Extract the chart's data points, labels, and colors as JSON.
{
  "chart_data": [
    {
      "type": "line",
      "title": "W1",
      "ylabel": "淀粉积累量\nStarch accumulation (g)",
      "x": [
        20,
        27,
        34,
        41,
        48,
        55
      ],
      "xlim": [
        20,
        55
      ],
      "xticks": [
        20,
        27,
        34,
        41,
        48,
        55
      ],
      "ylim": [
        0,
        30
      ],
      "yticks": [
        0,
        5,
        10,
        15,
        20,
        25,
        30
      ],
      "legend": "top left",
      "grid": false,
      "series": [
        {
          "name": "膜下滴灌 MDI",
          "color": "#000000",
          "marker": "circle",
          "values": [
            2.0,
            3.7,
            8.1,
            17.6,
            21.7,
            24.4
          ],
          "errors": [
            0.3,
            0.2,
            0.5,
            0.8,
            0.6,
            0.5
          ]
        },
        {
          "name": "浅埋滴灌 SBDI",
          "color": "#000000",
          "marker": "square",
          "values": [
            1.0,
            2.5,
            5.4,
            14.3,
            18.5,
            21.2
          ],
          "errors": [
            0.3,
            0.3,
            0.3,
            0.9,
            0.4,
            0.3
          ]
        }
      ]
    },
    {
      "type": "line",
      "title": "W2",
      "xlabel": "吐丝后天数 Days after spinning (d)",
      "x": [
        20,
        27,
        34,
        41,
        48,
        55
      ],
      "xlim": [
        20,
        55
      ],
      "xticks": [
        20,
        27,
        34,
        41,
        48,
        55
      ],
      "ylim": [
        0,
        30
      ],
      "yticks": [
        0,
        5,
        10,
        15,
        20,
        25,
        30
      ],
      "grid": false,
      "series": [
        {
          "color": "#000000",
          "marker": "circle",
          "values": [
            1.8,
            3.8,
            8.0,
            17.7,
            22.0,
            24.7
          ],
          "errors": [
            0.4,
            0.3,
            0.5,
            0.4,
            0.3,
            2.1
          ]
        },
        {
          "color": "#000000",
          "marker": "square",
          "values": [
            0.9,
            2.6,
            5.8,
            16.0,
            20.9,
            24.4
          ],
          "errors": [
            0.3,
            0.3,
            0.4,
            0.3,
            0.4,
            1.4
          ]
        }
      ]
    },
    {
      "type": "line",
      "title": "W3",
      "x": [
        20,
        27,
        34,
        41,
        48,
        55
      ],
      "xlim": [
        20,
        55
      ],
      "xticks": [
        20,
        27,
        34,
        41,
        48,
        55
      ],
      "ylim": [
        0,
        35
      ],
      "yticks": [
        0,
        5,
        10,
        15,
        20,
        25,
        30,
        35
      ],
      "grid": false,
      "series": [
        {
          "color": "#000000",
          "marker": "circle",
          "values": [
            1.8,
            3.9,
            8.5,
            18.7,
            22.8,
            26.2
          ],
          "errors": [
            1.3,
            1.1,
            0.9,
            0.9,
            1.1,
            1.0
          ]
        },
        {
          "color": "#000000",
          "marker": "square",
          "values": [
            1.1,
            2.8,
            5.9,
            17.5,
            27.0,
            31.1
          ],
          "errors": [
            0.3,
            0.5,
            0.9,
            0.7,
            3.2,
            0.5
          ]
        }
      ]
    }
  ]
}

·····

> **EXERCISE**: Reproduce every line of the material above exactly.

> **OUTPUT FOR THIS TASK**:
Extract the chart's data points, labels, and colors as JSON.
{
  "chart_data": [
    {
      "type": "line",
      "title": "W1",
      "ylabel": "淀粉积累量\nStarch accumulation (g)",
      "x": [
        20,
        27,
        34,
        41,
        48,
        55
      ],
      "xlim": [
        20,
        55
      ],
      "xticks": [
        20,
        27,
        34,
        41,
        48,
        55
      ],
      "ylim": [
        0,
        30
      ],
      "yticks": [
        0,
        5,
        10,
        15,
        20,
        25,
        30
      ],
      "legend": "top left",
      "grid": false,
      "series": [
        {
          "name": "膜下滴灌 MDI",
          "color": "#000000",
          "marker": "circle",
          "values": [
            2.0,
            3.7,
            8.1,
            17.6,
            21.7,
            24.4
          ],
          "errors": [
            0.3,
            0.2,
            0.5,
            0.8,
            0.6,
            0.5
          ]
        },
        {
          "name": "浅埋滴灌 SBDI",
          "color": "#000000",
          "marker": "square",
          "values": [
            1.0,
            2.5,
            5.4,
            14.3,
            18.5,
            21.2
          ],
          "errors": [
            0.3,
            0.3,
            0.3,
            0.9,
            0.4,
            0.3
          ]
        }
      ]
    },
    {
      "type": "line",
      "title": "W2",
      "xlabel": "吐丝后天数 Days after spinning (d)",
      "x": [
        20,
        27,
        34,
        41,
        48,
        55
      ],
      "xlim": [
        20,
        55
      ],
      "xticks": [
        20,
        27,
        34,
        41,
        48,
        55
      ],
      "ylim": [
        0,
        30
      ],
      "yticks": [
        0,
        5,
        10,
        15,
        20,
        25,
        30
      ],
      "grid": false,
      "series": [
        {
          "color": "#000000",
          "marker": "circle",
          "values": [
            1.8,
            3.8,
            8.0,
            17.7,
            22.0,
            24.7
          ],
          "errors": [
            0.4,
            0.3,
            0.5,
            0.4,
            0.3,
            2.1
          ]
        },
        {
          "color": "#000000",
          "marker": "square",
          "values": [
            0.9,
            2.6,
            5.8,
            16.0,
            20.9,
            24.4
          ],
          "errors": [
            0.3,
            0.3,
            0.4,
            0.3,
            0.4,
            1.4
          ]
        }
      ]
    },
    {
      "type": "line",
      "title": "W3",
      "x": [
        20,
        27,
        34,
        41,
        48,
        55
      ],
      "xlim": [
        20,
        55
      ],
      "xticks": [
        20,
        27,
        34,
        41,
        48,
        55
      ],
      "ylim": [
        0,
        35
      ],
      "yticks": [
        0,
        5,
        10,
        15,
        20,
        25,
        30,
        35
      ],
      "grid": false,
      "series": [
        {
          "color": "#000000",
          "marker": "circle",
          "values": [
            1.8,
            3.9,
            8.5,
            18.7,
            22.8,
            26.2
          ],
          "errors": [
            1.3,
            1.1,
            0.9,
            0.9,
            1.1,
            1.0
          ]
        },
        {
          "color": "#000000",
          "marker": "square",
          "values": [
            1.1,
            2.8,
            5.9,
            17.5,
            27.0,
            31.1
          ],
          "errors": [
            0.3,
            0.5,
            0.9,
            0.7,
            3.2,
            0.5
          ]
        }
      ]
    }
  ]
}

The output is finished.